Stated task:
Could you write out the lines below again, substituting "bounding box" for every "bbox" and changing nothing else? Leave the pictures out.

**** Provided material ****

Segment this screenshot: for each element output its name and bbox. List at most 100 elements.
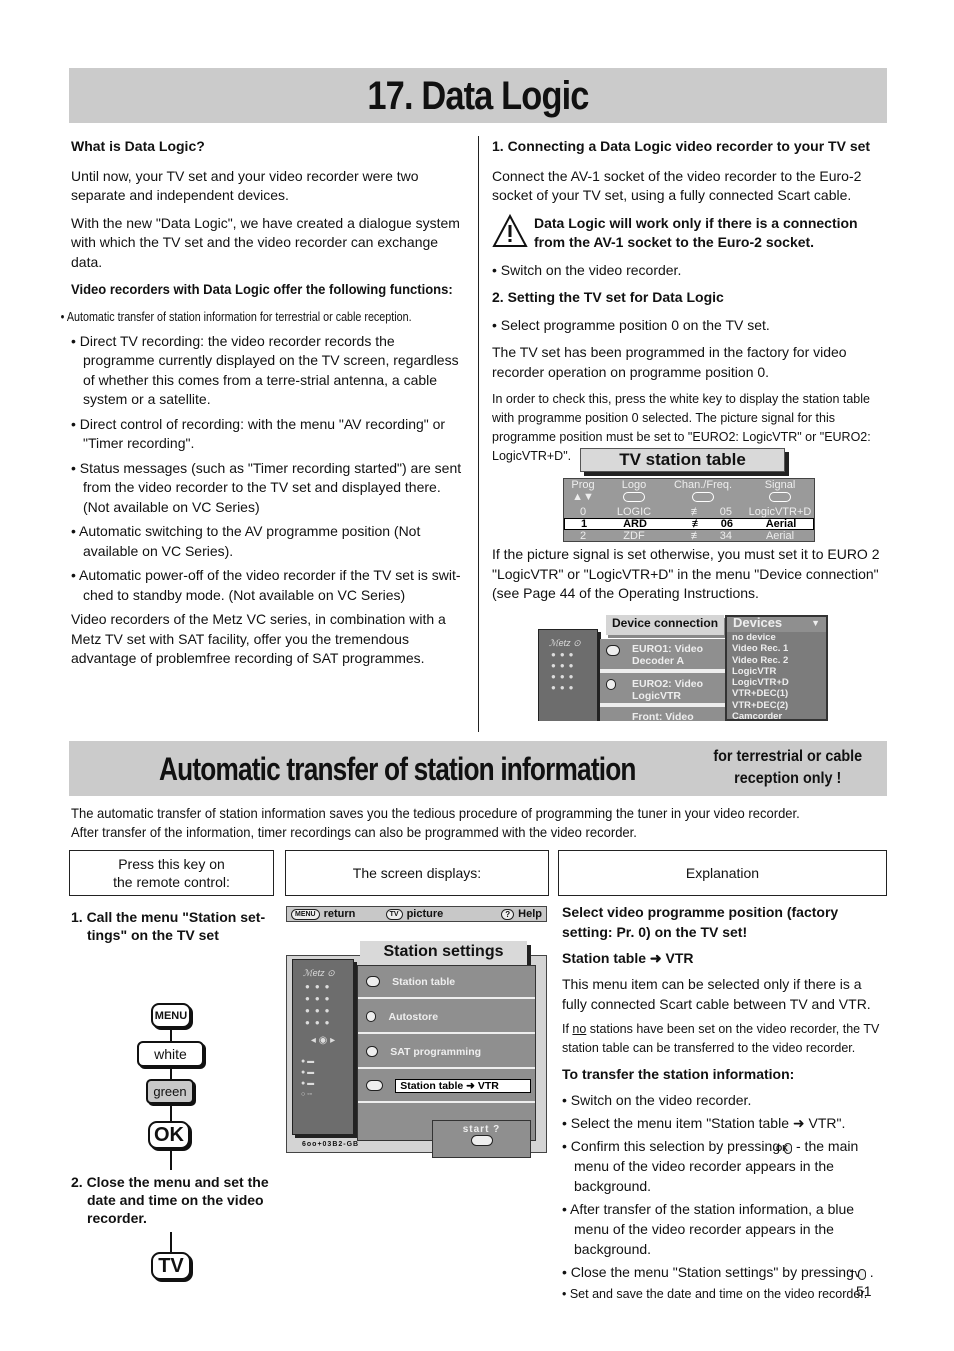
tuner-icon: ≢ (691, 518, 703, 530)
device-option[interactable]: VTR+DEC(2) (732, 700, 826, 711)
transfer-step: • Switch on the video recorder. (562, 1092, 752, 1108)
menu-item-autostore[interactable]: ◦ Autostore (358, 1001, 535, 1034)
transfer-heading: To transfer the station information: (562, 1066, 795, 1082)
station-settings-title: Station settings (360, 941, 527, 965)
intro-paragraph: Until now, your TV set and your video re… (71, 167, 419, 204)
section2-title: Automatic transfer of station informatio… (159, 751, 636, 787)
sat-key-icon: ● (366, 1046, 379, 1057)
step2-label: 2. Close the menu and set the date and t… (71, 1174, 269, 1226)
devices-dropdown[interactable]: Devices ▼ no device Video Rec. 1 Video Re… (725, 615, 828, 721)
station-row[interactable]: 0 LOGIC ≢ 05 LogicVTR+D (564, 506, 814, 518)
keypad: ●●● ●●● ●●● ●●● (551, 650, 578, 692)
function-item: • Status messages (such as "Timer record… (71, 459, 462, 515)
nav-pad-icon: ◂ ◉ ▸ (310, 1035, 336, 1046)
tuner-icon: ≢ (690, 530, 702, 542)
keypad: ●●● ●●● ●●● ●●● (305, 982, 335, 1027)
col-header-chan: Chan./Freq. (668, 479, 738, 506)
dropdown-arrow-icon: ▼ (811, 618, 820, 628)
device-option[interactable]: Camcorder (732, 711, 826, 721)
device-item[interactable]: Front: Video (600, 707, 725, 721)
functions-heading: Video recorders with Data Logic offer th… (71, 281, 453, 297)
device-option[interactable]: LogicVTR+D (732, 677, 826, 688)
menu-item-station-table[interactable]: ◎ Station table (358, 966, 535, 999)
station-row[interactable]: 2 ZDF ≢ 34 Aerial (564, 530, 814, 542)
section2-banner: Automatic transfer of station informatio… (69, 741, 887, 796)
function-item: • Automatic transfer of station informat… (60, 309, 412, 324)
select-position-item: • Select programme position 0 on the TV … (492, 316, 770, 333)
tuner-icon: ≢ (690, 506, 702, 518)
section-title-banner: 17. Data Logic (69, 68, 887, 123)
help-label[interactable]: Help (518, 908, 542, 920)
col-header-signal: Signal (740, 479, 814, 506)
explanation-subheading: Station table ➜ VTR (562, 950, 694, 966)
devices-list: no device Video Rec. 1 Video Rec. 2 Logi… (727, 632, 826, 721)
menu-key[interactable]: MENU (151, 1003, 191, 1028)
col-header-explanation: Explanation (558, 850, 887, 896)
section2-intro: The automatic transfer of station inform… (71, 805, 800, 840)
device-connection-title: Device connection (606, 615, 724, 635)
green-key[interactable]: green (146, 1079, 194, 1104)
menu-item-sat-programming[interactable]: ● SAT programming (358, 1036, 535, 1069)
station-row-selected[interactable]: 1 ARD ≢ 06 Aerial (564, 518, 814, 530)
col-header-key: Press this key on the remote control: (69, 850, 274, 896)
tv-key[interactable]: TV (151, 1252, 191, 1280)
explanation-lead: Select video programme position (factory… (562, 904, 839, 940)
col-header-prog: Prog ▲▼ (571, 479, 595, 503)
col-header-logo: Logo (602, 479, 666, 506)
function-item: • Direct control of recording: with the … (71, 415, 446, 452)
connect-paragraph: Connect the AV-1 socket of the video rec… (492, 167, 862, 204)
explanation-column: Select video programme position (factory… (562, 902, 884, 1309)
signal-key-icon (769, 492, 791, 502)
page-title: 17. Data Logic (367, 74, 589, 118)
ok-button[interactable]: OK (470, 1135, 493, 1146)
help-key-icon: ? (501, 908, 515, 920)
av-key-icon: AV (366, 1080, 384, 1091)
key-sequence-line (170, 1232, 172, 1254)
function-item: • Automatic switching to the AV programm… (71, 523, 421, 559)
device-connection-screen: ℳetz ⊙ ●●● ●●● ●●● ●●● Device connection ◎ E… (538, 615, 828, 721)
screen-code: 6oo+03B2-GB (302, 1141, 360, 1148)
transfer-step: • Select the menu item "Station table ➜ … (562, 1115, 846, 1131)
station-table-title: TV station table (580, 448, 785, 472)
picture-label[interactable]: picture (407, 908, 502, 920)
tv-key-icon: TV (385, 908, 403, 920)
what-is-heading: What is Data Logic? (71, 138, 205, 154)
metz-logo: ℳetz ⊙ (549, 638, 581, 648)
chan-key-icon (692, 492, 714, 502)
closing-paragraph: Video recorders of the Metz VC series, i… (71, 611, 446, 666)
return-label[interactable]: return (324, 908, 386, 920)
remote-control-illustration: ℳetz ⊙ ●●● ●●● ●●● ●●● ◂ ◉ ▸ ● ▬ ● ▬ ● ▬ ○ ◦◦ (292, 959, 354, 1135)
function-item: • Automatic power-off of the video recor… (71, 567, 461, 603)
autostore-key-icon: ◦ (366, 1011, 377, 1022)
menu-bar: MENU return TV picture ? Help (286, 906, 547, 922)
metz-logo: ℳetz ⊙ (303, 968, 335, 978)
remote-control-illustration: ℳetz ⊙ ●●● ●●● ●●● ●●● (538, 629, 598, 721)
connecting-heading: 1. Connecting a Data Logic video recorde… (492, 138, 871, 154)
transfer-step: • After transfer of the station informat… (562, 1201, 855, 1257)
device-item[interactable]: ◦ EURO2: Video LogicVTR (600, 673, 725, 707)
switch-on-item: • Switch on the video recorder. (492, 261, 682, 278)
device-option[interactable]: LogicVTR (732, 666, 826, 677)
ok-key[interactable]: OK (148, 1121, 190, 1149)
factory-paragraph: The TV set has been programmed in the fa… (492, 344, 847, 380)
station-settings-menu: ◎ Station table ◦ Autostore ● SAT programmi… (357, 965, 536, 1141)
tv-key-icon: TV (850, 1269, 866, 1280)
menu-item-station-table-vtr[interactable]: AV Station table ➜ VTR (358, 1070, 535, 1103)
setting-heading: 2. Setting the TV set for Data Logic (492, 289, 724, 305)
function-item: • Direct TV recording: the video recorde… (71, 332, 459, 408)
logo-key-icon (623, 492, 645, 502)
left-column: What is Data Logic? Until now, your TV s… (60, 137, 465, 677)
signal-note: If the picture signal is set otherwise, … (492, 546, 880, 601)
device-option[interactable]: Video Rec. 2 (732, 655, 826, 666)
column-divider (478, 136, 479, 732)
warning-icon (492, 213, 528, 247)
menu-key-icon: MENU (291, 908, 320, 920)
step1-label: 1. Call the menu "Station set-tings" on … (71, 909, 266, 943)
device-option[interactable]: no device (732, 632, 826, 643)
white-key[interactable]: white (137, 1041, 204, 1067)
right-column: 1. Connecting a Data Logic video recorde… (492, 137, 885, 474)
device-option[interactable]: Video Rec. 1 (732, 643, 826, 654)
transfer-step: • Confirm this selection by pressing OK -… (562, 1138, 859, 1194)
device-item[interactable]: ◎ EURO1: Video Decoder A (600, 639, 725, 673)
device-option[interactable]: VTR+DEC(1) (732, 688, 826, 699)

****

Expected answer:
Segment this screenshot: for each element output its name and bounding box. List at most 100 elements.
tuner-icon: ≢ (691, 518, 703, 530)
device-option[interactable]: VTR+DEC(2) (732, 700, 826, 711)
transfer-step: • Switch on the video recorder. (562, 1092, 752, 1108)
menu-item-autostore[interactable]: ◦ Autostore (358, 1001, 535, 1034)
transfer-heading: To transfer the station information: (562, 1066, 795, 1082)
station-settings-title: Station settings (360, 941, 527, 965)
intro-paragraph: Until now, your TV set and your video re… (71, 167, 419, 204)
section2-title: Automatic transfer of station informatio… (159, 751, 636, 787)
sat-key-icon: ● (366, 1046, 379, 1057)
step2-label: 2. Close the menu and set the date and t… (71, 1174, 269, 1226)
devices-dropdown[interactable]: Devices ▼ no device Video Rec. 1 Video Re… (725, 615, 828, 721)
station-row[interactable]: 0 LOGIC ≢ 05 LogicVTR+D (564, 506, 814, 518)
keypad: ●●● ●●● ●●● ●●● (551, 650, 578, 692)
function-item: • Status messages (such as "Timer record… (71, 459, 462, 515)
nav-pad-icon: ◂ ◉ ▸ (310, 1035, 336, 1046)
tuner-icon: ≢ (690, 530, 702, 542)
keypad: ●●● ●●● ●●● ●●● (305, 982, 335, 1027)
col-header-chan: Chan./Freq. (668, 479, 738, 506)
dropdown-arrow-icon: ▼ (811, 618, 820, 628)
device-option[interactable]: Camcorder (732, 711, 826, 721)
device-item[interactable]: Front: Video (600, 707, 725, 721)
functions-heading: Video recorders with Data Logic offer th… (71, 281, 453, 297)
device-option[interactable]: LogicVTR+D (732, 677, 826, 688)
menu-item-station-table[interactable]: ◎ Station table (358, 966, 535, 999)
station-row[interactable]: 2 ZDF ≢ 34 Aerial (564, 530, 814, 542)
section2-banner: Automatic transfer of station informatio… (69, 741, 887, 796)
function-item: • Automatic transfer of station informat… (60, 309, 412, 324)
select-position-item: • Select programme position 0 on the TV … (492, 316, 770, 333)
tuner-icon: ≢ (690, 506, 702, 518)
section-title-banner: 17. Data Logic (69, 68, 887, 123)
help-label[interactable]: Help (518, 908, 542, 920)
col-header-signal: Signal (740, 479, 814, 506)
explanation-subheading: Station table ➜ VTR (562, 950, 694, 966)
devices-list: no device Video Rec. 1 Video Rec. 2 Logi… (727, 632, 826, 721)
menu-key[interactable]: MENU (151, 1003, 191, 1028)
col-header-explanation: Explanation (558, 850, 887, 896)
section2-intro: The automatic transfer of station inform… (71, 805, 800, 840)
device-connection-title: Device connection (606, 615, 724, 635)
green-key[interactable]: green (146, 1079, 194, 1104)
menu-item-sat-programming[interactable]: ● SAT programming (358, 1036, 535, 1069)
station-row-selected[interactable]: 1 ARD ≢ 06 Aerial (564, 518, 814, 530)
col-header-key: Press this key on the remote control: (69, 850, 274, 896)
tv-key[interactable]: TV (151, 1252, 191, 1280)
explanation-lead: Select video programme position (factory… (562, 904, 839, 940)
col-header-prog: Prog ▲▼ (571, 479, 595, 503)
col-header-logo: Logo (602, 479, 666, 506)
function-item: • Direct control of recording: with the … (71, 415, 446, 452)
connect-paragraph: Connect the AV-1 socket of the video rec… (492, 167, 862, 204)
explanation-column: Select video programme position (factory… (562, 902, 884, 1309)
signal-key-icon (769, 492, 791, 502)
page-title: 17. Data Logic (367, 74, 589, 118)
ok-button[interactable]: OK (470, 1135, 493, 1146)
help-key-icon: ? (501, 908, 515, 920)
av-key-icon: AV (366, 1080, 384, 1091)
key-sequence-line (170, 1232, 172, 1254)
function-item: • Automatic switching to the AV programm… (71, 523, 421, 559)
device-connection-screen: ℳetz ⊙ ●●● ●●● ●●● ●●● Device connection ◎ E… (538, 615, 828, 721)
screen-code: 6oo+03B2-GB (302, 1141, 360, 1148)
transfer-step: • Select the menu item "Station table ➜ … (562, 1115, 846, 1131)
station-table-title: TV station table (580, 448, 785, 472)
picture-label[interactable]: picture (407, 908, 502, 920)
tv-key-icon: TV (385, 908, 403, 920)
what-is-heading: What is Data Logic? (71, 138, 205, 154)
metz-logo: ℳetz ⊙ (549, 638, 581, 648)
chan-key-icon (692, 492, 714, 502)
closing-paragraph: Video recorders of the Metz VC series, i… (71, 611, 446, 666)
return-label[interactable]: return (324, 908, 386, 920)
remote-control-illustration: ℳetz ⊙ ●●● ●●● ●●● ●●● ◂ ◉ ▸ ● ▬ ● ▬ ● ▬ ○ ◦◦ (292, 959, 354, 1135)
function-item: • Automatic power-off of the video recor… (71, 567, 461, 603)
autostore-key-icon: ◦ (366, 1011, 377, 1022)
menu-bar: MENU return TV picture ? Help (286, 906, 547, 922)
metz-logo: ℳetz ⊙ (303, 968, 335, 978)
remote-control-illustration: ℳetz ⊙ ●●● ●●● ●●● ●●● (538, 629, 598, 721)
connecting-heading: 1. Connecting a Data Logic video recorde… (492, 138, 871, 154)
transfer-step: • After transfer of the station informat… (562, 1201, 855, 1257)
device-item[interactable]: ◦ EURO2: Video LogicVTR (600, 673, 725, 707)
switch-on-item: • Switch on the video recorder. (492, 261, 682, 278)
device-option[interactable]: LogicVTR (732, 666, 826, 677)
ok-key[interactable]: OK (148, 1121, 190, 1149)
factory-paragraph: The TV set has been programmed in the fa… (492, 344, 847, 380)
station-settings-menu: ◎ Station table ◦ Autostore ● SAT programmi… (357, 965, 536, 1141)
tv-key-icon: TV (850, 1269, 866, 1280)
menu-item-station-table-vtr[interactable]: AV Station table ➜ VTR (358, 1070, 535, 1103)
setting-heading: 2. Setting the TV set for Data Logic (492, 289, 724, 305)
function-item: • Direct TV recording: the video recorde… (71, 332, 459, 408)
logo-key-icon (623, 492, 645, 502)
left-column: What is Data Logic? Until now, your TV s… (60, 137, 465, 677)
signal-note: If the picture signal is set otherwise, … (492, 546, 880, 601)
device-option[interactable]: Video Rec. 2 (732, 655, 826, 666)
column-divider (478, 136, 479, 732)
warning-icon (492, 213, 528, 247)
menu-key-icon: MENU (291, 908, 320, 920)
step1-label: 1. Call the menu "Station set-tings" on … (71, 909, 266, 943)
device-option[interactable]: no device (732, 632, 826, 643)
white-key[interactable]: white (137, 1041, 204, 1067)
right-column: 1. Connecting a Data Logic video recorde… (492, 137, 885, 474)
device-option[interactable]: Video Rec. 1 (732, 643, 826, 654)
transfer-step: • Confirm this selection by pressing OK -… (562, 1138, 859, 1194)
device-item[interactable]: ◎ EURO1: Video Decoder A (600, 639, 725, 673)
device-option[interactable]: VTR+DEC(1) (732, 688, 826, 699)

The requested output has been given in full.